### [Textauszug]
Einen wirklichen Staat mit einer Zentralgewalt gründeten diese Händler nie, sondern nur Kolonien entlang der Mittelmeerküste. Sie fühlten und bezeichneten sich auch nicht als Phönizier, sondern nannten sich selbst nach den Städten, in denen sie siedelten. Die Sidonier beispielsweise lebten in Sidon. Die Völker, mit denen sie Handel trieben, hatten wiederum ihre eigenen Bezeichnungen für die Händler mit ihrem verzweigten Netz der Schifffahrtslinien, die dem Handel folgten. Die Römer beispielsweise bezeichneten die Bewohner Karthagos als Poeni, als „Bewohner des niederen Landes“, und grenzten sie damit von den Bewohnern der Berge des Libanon ab.

### [Daten]

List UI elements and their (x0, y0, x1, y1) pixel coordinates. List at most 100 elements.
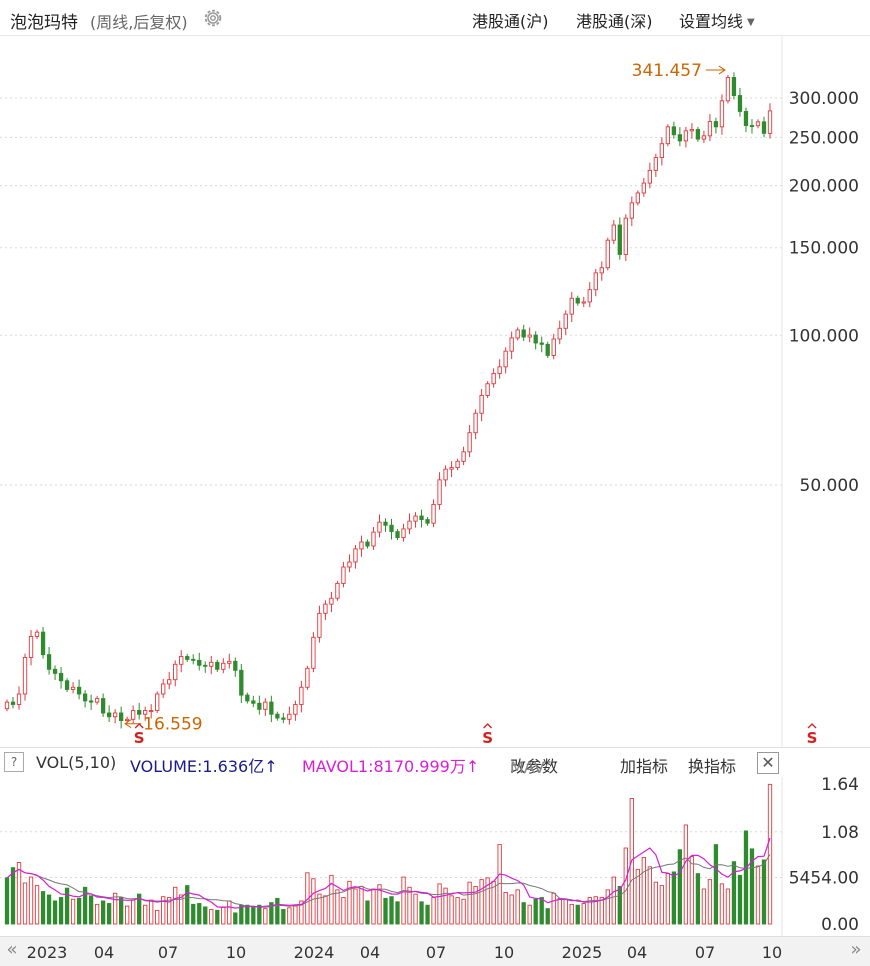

### [Aufgaben]
• 1. Schreibe aus dem Textauszug über die Phönizier den Abschnitt ab, der bei den Worten „Einen wirklichen Staat“ beginnt und nach den Worten „des Libanon ab.“ endet.
• 2. Wie bezeichneten die Römer laut dem Textauszug über die Phönizier die Bewohner Karthagos?
• 3. Führe den Textauszug über die Phönizier im Anschluss an seinen letzten Satz weiter.

### [Antworten]
• 1.
Einen wirklichen Staat mit einer Zentralgewalt gründeten diese Händler nie, sondern nur Kolonien entlang der Mittelmeerküste. Sie fühlten und bezeichneten sich auch nicht als Phönizier, sondern nannten sich selbst nach den Städten, in denen sie siedelten. Die Sidonier beispielsweise lebten in Sidon. Die Völker, mit denen sie Handel trieben, hatten wiederum ihre eigenen Bezeichnungen für die Händler mit ihrem verzweigten Netz der Schifffahrtslinien, die dem Handel folgten. Die Römer beispielsweise bezeichneten die Bewohner Karthagos als Poeni, als „Bewohner des niederen Landes“, und grenzten sie damit von den Bewohnern der Berge des Libanon ab.

• 2. Als Poeni, als „Bewohner des niederen Landes“.

• 3.
Während ihrer Fahrten erwarben die Phönizier immer mehr seefahrerische Kenntnisse und wurden immer bessere Schiffbauer. Es heißt, sie hätten im Auftrag des ägyptischen Pharao Necho um 600 v. Chr. mit einer Expeditionsflotte Afrika umrundet; unter Hanno dem Seefahrer sollen sie von Karthago aus die Straße von Gibraltar durchfahren und den Golf von Guinea erreicht haben. Dass sie die Azoren besucht haben, bestätigen Münzfunde auf der Insel Corvo. Fans der Phönizier halten es für möglich, dass sie lange vor Columbus sogar Amerika erreicht haben. Beweise dafür aber gibt es nicht.

Bei so viel maritimer Kompetenz ist erstaunlich, wie wenig man lange Zeit über die phönizischen Schiffe wusste. Es gab nur wenige Abbildungen, obgleich sie vom 12. bis 8. Jahrhundert v. Chr. das dominierende Schiffervolk des Mittelmeeres waren. Zwar existieren in den Ruinen assyrischer Paläste Reliefs mit Abbildungen geruderter Schiffe, doch diese lassen nur wenige Rückschlüsse über die Bauart zu.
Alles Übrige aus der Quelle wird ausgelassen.